* _Dataset excerpts_
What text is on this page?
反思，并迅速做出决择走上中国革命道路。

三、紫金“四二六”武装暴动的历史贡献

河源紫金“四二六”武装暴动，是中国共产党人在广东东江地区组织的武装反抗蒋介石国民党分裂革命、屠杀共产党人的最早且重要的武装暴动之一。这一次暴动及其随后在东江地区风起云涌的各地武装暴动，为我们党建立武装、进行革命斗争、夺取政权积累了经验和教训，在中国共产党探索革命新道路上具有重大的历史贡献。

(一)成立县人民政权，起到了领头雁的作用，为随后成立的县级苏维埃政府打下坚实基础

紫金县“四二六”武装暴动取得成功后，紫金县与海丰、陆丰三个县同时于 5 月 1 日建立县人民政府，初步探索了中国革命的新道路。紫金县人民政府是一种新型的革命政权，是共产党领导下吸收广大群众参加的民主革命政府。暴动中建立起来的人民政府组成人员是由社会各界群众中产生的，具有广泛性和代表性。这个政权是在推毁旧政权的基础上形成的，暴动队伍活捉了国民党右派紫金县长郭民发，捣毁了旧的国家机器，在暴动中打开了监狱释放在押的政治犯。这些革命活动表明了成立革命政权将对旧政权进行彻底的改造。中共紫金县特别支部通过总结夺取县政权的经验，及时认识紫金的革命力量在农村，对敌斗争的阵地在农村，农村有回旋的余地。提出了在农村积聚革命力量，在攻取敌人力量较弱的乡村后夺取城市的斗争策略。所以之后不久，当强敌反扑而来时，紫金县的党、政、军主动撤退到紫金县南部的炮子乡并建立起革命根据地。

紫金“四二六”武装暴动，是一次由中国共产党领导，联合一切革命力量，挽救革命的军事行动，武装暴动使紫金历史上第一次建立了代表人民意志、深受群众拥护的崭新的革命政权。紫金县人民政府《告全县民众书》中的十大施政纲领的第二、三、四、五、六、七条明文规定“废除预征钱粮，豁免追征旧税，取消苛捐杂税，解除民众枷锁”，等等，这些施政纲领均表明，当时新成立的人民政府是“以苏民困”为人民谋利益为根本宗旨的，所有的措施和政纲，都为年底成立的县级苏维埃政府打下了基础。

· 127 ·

* _The request_
Copy each line of the data exactly, leaving nothing out.

* _Solution to the exercise_
What text is on this page?
反思，并迅速做出决择走上中国革命道路。

三、紫金“四二六”武装暴动的历史贡献

河源紫金“四二六”武装暴动，是中国共产党人在广东东江地区组织的武装反抗蒋介石国民党分裂革命、屠杀共产党人的最早且重要的武装暴动之一。这一次暴动及其随后在东江地区风起云涌的各地武装暴动，为我们党建立武装、进行革命斗争、夺取政权积累了经验和教训，在中国共产党探索革命新道路上具有重大的历史贡献。

(一)成立县人民政权，起到了领头雁的作用，为随后成立的县级苏维埃政府打下坚实基础

紫金县“四二六”武装暴动取得成功后，紫金县与海丰、陆丰三个县同时于 5 月 1 日建立县人民政府，初步探索了中国革命的新道路。紫金县人民政府是一种新型的革命政权，是共产党领导下吸收广大群众参加的民主革命政府。暴动中建立起来的人民政府组成人员是由社会各界群众中产生的，具有广泛性和代表性。这个政权是在推毁旧政权的基础上形成的，暴动队伍活捉了国民党右派紫金县长郭民发，捣毁了旧的国家机器，在暴动中打开了监狱释放在押的政治犯。这些革命活动表明了成立革命政权将对旧政权进行彻底的改造。中共紫金县特别支部通过总结夺取县政权的经验，及时认识紫金的革命力量在农村，对敌斗争的阵地在农村，农村有回旋的余地。提出了在农村积聚革命力量，在攻取敌人力量较弱的乡村后夺取城市的斗争策略。所以之后不久，当强敌反扑而来时，紫金县的党、政、军主动撤退到紫金县南部的炮子乡并建立起革命根据地。

紫金“四二六”武装暴动，是一次由中国共产党领导，联合一切革命力量，挽救革命的军事行动，武装暴动使紫金历史上第一次建立了代表人民意志、深受群众拥护的崭新的革命政权。紫金县人民政府《告全县民众书》中的十大施政纲领的第二、三、四、五、六、七条明文规定“废除预征钱粮，豁免追征旧税，取消苛捐杂税，解除民众枷锁”，等等，这些施政纲领均表明，当时新成立的人民政府是“以苏民困”为人民谋利益为根本宗旨的，所有的措施和政纲，都为年底成立的县级苏维埃政府打下了基础。

· 127 ·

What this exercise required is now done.